-- RECORDS FOR THE EXERCISE --
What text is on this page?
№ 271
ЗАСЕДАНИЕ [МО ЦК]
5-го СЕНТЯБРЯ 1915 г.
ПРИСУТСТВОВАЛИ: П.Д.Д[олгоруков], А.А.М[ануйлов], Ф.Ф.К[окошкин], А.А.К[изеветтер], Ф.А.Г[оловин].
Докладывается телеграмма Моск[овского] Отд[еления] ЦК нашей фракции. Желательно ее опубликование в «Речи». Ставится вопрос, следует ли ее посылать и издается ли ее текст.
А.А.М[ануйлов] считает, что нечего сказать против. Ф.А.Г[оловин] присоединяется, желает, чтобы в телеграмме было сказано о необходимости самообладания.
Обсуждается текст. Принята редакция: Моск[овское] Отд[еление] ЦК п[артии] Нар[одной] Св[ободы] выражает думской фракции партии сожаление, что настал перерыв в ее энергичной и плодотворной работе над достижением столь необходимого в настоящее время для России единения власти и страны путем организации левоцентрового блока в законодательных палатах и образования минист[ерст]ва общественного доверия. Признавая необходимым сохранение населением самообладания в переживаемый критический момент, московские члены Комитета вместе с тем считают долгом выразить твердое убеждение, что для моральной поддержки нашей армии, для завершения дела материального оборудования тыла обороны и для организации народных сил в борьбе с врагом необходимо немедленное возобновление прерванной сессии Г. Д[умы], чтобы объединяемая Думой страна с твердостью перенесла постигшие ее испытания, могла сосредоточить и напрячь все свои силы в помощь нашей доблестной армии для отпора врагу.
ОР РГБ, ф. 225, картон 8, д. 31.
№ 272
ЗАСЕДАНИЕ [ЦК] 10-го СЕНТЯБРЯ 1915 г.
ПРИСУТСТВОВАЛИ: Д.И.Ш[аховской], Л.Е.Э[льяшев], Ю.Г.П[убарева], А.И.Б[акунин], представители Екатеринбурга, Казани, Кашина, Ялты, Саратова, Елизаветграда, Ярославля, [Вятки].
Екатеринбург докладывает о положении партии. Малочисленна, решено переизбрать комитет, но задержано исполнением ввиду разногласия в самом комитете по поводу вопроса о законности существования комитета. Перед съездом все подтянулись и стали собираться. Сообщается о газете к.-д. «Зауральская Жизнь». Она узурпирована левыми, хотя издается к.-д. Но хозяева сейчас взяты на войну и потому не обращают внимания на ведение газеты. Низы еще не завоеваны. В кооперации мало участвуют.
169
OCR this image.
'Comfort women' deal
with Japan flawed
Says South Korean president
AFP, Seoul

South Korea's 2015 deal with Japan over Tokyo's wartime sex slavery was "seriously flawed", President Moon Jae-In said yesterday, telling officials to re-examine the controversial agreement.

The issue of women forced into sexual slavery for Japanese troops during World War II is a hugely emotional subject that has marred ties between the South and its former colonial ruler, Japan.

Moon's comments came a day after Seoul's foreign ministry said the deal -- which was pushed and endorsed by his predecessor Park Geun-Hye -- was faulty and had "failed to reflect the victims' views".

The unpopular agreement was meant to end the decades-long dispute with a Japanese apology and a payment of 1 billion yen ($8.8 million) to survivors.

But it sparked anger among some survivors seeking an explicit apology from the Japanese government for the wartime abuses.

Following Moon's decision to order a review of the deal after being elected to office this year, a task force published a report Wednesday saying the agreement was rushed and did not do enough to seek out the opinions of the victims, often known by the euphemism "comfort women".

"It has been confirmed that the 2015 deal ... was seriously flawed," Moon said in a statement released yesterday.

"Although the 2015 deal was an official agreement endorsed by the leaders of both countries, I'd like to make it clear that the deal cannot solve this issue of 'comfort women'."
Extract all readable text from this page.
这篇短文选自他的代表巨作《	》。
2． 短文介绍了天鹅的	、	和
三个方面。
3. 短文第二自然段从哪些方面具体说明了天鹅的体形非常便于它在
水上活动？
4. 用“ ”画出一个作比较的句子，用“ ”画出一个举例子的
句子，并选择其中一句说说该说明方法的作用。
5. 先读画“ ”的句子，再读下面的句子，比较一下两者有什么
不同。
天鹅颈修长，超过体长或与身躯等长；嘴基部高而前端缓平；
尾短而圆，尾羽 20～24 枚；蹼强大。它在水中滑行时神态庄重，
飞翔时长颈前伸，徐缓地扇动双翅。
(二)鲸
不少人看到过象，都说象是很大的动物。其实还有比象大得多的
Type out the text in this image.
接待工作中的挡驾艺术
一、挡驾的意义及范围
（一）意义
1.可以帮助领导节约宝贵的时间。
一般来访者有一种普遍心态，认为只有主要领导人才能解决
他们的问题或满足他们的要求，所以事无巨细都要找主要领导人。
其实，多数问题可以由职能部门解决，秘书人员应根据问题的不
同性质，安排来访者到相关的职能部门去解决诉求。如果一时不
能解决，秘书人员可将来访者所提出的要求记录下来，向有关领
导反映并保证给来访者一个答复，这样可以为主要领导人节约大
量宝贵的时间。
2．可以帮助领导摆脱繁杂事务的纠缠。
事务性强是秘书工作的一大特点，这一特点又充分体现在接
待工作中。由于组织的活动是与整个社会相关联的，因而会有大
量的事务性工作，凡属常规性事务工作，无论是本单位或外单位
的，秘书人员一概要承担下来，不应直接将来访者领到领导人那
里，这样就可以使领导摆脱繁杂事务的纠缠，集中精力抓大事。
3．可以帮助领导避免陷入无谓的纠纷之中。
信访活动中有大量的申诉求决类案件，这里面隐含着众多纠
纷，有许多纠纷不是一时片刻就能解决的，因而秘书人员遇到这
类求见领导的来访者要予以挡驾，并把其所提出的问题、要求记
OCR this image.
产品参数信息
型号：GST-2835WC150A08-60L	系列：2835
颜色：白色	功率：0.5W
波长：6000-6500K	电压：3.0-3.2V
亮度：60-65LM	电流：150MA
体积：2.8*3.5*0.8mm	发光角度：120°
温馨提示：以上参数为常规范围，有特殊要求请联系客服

-- WRITTEN EXERCISE --
Give the number of lines in the listing above that contain "after", and nothing else.

-- WRITTEN REPLY --
2